# The request
Comb through the entries for "JSON" and pull out each line that holds it.
- - -
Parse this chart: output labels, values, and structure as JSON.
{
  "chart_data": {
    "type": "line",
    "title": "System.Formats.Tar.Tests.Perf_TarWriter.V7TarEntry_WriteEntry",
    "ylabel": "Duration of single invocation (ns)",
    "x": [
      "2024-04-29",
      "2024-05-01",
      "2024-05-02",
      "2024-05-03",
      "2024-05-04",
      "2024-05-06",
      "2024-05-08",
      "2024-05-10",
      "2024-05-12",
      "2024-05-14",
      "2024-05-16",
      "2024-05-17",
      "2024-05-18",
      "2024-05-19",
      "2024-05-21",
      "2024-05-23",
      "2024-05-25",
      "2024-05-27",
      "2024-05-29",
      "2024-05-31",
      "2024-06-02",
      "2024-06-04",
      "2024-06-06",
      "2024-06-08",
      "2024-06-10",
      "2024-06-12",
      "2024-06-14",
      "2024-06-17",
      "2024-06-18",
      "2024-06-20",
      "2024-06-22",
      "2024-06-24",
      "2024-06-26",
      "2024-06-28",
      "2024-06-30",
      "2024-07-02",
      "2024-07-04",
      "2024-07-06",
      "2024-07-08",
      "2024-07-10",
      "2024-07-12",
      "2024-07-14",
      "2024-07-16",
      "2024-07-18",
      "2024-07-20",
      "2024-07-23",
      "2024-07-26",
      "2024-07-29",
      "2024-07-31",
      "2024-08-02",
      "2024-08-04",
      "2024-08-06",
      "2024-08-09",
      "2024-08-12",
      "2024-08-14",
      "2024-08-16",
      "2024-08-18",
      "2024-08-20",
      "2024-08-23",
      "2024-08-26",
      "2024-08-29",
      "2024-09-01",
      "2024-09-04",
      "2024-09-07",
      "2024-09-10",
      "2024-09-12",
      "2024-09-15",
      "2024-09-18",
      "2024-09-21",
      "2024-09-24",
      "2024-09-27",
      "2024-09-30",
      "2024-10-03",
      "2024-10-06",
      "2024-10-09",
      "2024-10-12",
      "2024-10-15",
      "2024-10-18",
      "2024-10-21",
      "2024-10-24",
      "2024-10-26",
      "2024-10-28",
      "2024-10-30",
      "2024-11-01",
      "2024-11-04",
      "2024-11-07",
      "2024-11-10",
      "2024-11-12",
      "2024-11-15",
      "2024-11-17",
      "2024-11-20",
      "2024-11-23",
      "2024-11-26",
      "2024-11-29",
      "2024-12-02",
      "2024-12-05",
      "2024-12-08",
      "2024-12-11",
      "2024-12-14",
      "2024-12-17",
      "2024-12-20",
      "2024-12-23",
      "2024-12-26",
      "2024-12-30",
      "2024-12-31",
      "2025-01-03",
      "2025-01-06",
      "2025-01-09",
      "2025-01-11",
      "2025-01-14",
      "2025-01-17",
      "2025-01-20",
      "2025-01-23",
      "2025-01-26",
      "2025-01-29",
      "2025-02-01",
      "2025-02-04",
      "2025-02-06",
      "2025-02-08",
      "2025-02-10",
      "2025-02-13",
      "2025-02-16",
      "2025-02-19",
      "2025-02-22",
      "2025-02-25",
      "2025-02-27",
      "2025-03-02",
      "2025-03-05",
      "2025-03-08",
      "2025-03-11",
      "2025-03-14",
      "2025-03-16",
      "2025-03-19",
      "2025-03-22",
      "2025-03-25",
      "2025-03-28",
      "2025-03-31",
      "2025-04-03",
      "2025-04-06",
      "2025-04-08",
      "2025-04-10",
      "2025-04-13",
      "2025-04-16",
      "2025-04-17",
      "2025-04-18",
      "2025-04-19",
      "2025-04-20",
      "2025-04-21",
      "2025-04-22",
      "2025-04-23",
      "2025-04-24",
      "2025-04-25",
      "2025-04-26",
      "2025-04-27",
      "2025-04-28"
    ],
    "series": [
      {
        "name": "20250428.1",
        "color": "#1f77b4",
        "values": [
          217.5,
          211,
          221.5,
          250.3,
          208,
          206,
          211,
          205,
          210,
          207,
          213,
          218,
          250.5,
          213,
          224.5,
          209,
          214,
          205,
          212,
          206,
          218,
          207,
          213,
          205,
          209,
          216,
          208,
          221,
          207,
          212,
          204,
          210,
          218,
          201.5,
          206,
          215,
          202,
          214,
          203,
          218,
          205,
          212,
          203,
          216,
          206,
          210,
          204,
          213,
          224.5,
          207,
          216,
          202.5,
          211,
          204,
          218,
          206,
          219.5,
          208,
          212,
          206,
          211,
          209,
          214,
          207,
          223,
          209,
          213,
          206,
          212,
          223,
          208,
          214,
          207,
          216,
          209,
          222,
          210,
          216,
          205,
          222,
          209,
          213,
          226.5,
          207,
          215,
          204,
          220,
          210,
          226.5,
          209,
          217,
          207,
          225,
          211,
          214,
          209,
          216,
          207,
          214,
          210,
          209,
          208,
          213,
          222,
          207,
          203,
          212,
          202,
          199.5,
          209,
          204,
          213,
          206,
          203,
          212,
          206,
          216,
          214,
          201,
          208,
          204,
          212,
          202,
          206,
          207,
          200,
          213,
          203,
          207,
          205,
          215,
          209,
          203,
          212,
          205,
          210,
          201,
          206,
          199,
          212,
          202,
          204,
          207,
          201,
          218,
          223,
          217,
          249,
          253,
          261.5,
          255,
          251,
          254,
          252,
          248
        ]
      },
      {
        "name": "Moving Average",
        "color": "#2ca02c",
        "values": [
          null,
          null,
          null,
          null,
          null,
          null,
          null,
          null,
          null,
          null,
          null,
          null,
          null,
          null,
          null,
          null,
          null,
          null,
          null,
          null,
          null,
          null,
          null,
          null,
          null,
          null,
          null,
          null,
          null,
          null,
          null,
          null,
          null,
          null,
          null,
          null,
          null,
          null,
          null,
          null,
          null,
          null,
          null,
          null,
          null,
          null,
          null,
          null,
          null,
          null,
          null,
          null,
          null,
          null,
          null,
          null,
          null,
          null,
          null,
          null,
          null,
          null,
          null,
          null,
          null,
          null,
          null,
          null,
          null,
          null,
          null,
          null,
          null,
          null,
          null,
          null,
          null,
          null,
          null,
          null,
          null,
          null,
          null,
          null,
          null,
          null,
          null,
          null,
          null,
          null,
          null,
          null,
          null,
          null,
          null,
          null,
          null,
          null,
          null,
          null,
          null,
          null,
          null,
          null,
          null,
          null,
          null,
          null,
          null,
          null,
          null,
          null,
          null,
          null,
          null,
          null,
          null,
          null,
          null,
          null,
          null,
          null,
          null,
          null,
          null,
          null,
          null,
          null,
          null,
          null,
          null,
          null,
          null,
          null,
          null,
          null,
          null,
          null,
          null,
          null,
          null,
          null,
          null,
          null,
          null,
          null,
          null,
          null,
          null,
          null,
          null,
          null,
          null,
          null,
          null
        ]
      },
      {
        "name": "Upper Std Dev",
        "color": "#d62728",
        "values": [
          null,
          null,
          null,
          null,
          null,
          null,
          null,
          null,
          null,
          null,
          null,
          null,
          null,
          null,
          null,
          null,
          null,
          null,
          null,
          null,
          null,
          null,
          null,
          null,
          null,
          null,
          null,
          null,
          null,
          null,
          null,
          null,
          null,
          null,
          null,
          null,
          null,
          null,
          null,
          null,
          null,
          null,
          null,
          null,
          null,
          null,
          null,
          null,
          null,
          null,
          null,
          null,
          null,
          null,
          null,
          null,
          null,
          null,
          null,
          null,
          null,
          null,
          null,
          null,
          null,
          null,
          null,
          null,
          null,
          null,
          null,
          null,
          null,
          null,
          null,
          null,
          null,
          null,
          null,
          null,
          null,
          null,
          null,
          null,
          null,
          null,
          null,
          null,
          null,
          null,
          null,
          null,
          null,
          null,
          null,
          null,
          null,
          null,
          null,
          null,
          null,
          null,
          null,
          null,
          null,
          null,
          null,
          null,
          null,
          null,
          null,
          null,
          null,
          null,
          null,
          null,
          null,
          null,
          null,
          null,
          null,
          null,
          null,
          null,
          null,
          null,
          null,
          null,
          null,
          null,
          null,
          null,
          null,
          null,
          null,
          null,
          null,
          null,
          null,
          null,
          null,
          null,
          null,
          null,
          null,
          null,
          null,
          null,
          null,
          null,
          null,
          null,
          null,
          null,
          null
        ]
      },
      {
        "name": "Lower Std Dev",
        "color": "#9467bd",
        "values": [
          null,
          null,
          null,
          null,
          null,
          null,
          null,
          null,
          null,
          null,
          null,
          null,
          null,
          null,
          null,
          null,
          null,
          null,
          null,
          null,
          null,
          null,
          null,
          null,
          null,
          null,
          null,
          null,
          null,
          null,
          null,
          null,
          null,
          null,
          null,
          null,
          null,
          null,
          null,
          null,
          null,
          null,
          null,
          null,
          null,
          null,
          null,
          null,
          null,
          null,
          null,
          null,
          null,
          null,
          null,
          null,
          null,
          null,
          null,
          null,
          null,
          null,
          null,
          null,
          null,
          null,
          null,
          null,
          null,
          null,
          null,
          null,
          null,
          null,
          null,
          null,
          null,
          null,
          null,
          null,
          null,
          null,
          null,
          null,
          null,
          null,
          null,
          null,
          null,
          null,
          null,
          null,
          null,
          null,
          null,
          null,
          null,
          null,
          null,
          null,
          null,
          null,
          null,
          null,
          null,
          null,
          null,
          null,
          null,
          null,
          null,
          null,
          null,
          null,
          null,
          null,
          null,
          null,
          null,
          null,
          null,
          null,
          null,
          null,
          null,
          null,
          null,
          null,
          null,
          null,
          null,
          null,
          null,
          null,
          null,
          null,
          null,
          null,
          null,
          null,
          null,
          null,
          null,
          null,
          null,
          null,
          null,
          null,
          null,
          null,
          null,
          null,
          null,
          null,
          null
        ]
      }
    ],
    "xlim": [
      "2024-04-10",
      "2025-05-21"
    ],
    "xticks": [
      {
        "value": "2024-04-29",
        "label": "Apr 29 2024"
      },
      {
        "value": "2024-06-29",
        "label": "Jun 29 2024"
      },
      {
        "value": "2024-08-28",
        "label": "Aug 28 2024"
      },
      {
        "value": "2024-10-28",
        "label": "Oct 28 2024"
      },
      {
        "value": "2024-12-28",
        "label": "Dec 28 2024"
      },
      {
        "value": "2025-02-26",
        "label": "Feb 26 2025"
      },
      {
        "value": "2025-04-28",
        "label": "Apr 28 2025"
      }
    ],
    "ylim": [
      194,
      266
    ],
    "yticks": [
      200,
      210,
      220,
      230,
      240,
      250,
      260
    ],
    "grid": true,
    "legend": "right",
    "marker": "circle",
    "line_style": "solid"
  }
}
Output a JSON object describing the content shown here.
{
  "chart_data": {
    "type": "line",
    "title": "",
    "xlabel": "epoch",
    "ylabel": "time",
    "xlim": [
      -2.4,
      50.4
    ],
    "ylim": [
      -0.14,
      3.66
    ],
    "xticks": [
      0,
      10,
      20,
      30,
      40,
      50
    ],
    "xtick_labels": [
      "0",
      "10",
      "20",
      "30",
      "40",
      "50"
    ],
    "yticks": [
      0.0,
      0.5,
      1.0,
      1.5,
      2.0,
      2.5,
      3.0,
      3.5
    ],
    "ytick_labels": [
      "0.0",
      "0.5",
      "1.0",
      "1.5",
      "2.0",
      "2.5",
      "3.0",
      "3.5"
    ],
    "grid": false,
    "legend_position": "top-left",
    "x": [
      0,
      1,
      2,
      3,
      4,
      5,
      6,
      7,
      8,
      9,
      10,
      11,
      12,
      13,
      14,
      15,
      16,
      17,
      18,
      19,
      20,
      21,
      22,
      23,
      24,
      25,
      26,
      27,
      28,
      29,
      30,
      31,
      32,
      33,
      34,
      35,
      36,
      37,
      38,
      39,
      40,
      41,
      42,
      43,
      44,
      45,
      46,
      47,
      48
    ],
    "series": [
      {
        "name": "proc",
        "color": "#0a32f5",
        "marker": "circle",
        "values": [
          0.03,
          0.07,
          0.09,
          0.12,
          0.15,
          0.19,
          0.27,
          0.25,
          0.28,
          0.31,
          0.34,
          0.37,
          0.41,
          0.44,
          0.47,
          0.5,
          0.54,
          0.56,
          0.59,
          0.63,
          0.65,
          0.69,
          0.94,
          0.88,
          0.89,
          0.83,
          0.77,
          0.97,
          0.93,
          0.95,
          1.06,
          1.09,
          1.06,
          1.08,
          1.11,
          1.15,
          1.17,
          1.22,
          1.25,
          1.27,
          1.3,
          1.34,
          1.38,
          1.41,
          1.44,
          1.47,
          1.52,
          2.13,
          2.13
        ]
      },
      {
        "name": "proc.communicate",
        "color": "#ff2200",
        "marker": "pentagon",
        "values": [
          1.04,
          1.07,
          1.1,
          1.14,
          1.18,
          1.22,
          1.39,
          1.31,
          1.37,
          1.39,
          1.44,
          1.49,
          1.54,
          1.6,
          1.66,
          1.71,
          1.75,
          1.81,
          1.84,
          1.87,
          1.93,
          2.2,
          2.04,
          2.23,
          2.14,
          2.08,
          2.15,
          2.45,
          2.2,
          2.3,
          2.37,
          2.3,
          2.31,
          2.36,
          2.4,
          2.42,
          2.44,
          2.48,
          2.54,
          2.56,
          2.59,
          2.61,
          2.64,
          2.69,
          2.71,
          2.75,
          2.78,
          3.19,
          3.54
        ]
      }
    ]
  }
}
- - -
# Reply to the exercise
Parse this chart: output labels, values, and structure as JSON.
Output a JSON object describing the content shown here.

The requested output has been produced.